+++ Information shown

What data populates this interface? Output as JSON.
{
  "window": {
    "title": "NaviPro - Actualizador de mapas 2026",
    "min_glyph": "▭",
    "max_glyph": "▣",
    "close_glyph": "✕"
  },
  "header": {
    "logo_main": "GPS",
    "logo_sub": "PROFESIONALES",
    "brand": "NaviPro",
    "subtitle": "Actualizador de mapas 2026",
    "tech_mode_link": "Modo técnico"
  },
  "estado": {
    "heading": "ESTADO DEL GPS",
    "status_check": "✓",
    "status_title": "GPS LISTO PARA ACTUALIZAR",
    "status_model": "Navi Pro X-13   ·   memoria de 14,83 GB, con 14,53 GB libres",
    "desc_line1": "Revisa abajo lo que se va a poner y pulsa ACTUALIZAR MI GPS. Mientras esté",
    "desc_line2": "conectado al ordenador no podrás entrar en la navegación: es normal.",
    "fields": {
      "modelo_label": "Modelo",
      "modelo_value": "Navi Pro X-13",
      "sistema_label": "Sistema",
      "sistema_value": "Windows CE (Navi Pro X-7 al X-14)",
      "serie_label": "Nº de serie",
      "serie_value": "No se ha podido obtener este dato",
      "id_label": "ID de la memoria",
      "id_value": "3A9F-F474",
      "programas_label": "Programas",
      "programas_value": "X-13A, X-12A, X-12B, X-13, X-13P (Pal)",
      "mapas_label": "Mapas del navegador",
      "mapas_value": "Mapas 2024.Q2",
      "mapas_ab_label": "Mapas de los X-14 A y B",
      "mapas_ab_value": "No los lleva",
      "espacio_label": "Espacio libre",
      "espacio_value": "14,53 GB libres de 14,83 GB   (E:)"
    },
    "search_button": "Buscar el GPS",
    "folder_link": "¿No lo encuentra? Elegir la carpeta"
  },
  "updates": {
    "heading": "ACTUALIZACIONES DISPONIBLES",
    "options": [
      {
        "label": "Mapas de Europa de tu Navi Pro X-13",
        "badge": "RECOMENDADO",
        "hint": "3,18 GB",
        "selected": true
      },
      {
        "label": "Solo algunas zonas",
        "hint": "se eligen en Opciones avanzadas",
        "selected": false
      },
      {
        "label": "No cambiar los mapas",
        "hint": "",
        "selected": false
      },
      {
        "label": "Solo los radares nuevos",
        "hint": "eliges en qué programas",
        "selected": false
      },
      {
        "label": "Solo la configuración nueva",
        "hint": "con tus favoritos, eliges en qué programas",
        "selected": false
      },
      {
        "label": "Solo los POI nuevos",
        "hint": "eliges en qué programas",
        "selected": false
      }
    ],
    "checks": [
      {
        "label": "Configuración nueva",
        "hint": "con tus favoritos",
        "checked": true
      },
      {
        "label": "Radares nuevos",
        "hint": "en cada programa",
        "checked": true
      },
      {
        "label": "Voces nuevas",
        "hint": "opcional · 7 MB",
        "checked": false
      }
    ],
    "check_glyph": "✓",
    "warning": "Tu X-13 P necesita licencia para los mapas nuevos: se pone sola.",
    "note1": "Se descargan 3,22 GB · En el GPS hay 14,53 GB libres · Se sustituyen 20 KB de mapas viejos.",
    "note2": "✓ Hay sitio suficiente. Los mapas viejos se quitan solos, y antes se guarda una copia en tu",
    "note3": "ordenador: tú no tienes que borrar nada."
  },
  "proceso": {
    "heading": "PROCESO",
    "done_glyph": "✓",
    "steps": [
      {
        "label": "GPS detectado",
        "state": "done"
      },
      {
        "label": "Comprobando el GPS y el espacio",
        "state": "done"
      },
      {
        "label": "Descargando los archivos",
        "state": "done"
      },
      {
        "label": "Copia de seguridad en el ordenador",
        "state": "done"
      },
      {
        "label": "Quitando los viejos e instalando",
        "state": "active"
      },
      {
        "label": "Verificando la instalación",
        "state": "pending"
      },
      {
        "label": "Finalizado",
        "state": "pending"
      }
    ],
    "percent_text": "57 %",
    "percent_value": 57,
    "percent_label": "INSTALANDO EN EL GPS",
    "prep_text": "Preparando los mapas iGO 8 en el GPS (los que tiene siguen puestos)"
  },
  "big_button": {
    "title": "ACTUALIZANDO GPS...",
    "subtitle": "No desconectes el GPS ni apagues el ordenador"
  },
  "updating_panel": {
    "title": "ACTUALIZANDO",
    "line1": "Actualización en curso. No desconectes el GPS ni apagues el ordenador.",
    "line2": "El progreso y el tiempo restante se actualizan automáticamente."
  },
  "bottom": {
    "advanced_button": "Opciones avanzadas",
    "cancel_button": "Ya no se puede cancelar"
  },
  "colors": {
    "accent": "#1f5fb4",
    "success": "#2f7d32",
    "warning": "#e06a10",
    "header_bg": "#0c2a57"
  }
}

++++++

◆ **Task brief**:
Look through the data and show every line containing "memoria".

◆ **The output**:
    "status_model": "Navi Pro X-13   ·   memoria de 14,83 GB, con 14,53 GB libres",
      "id_label": "ID de la memoria",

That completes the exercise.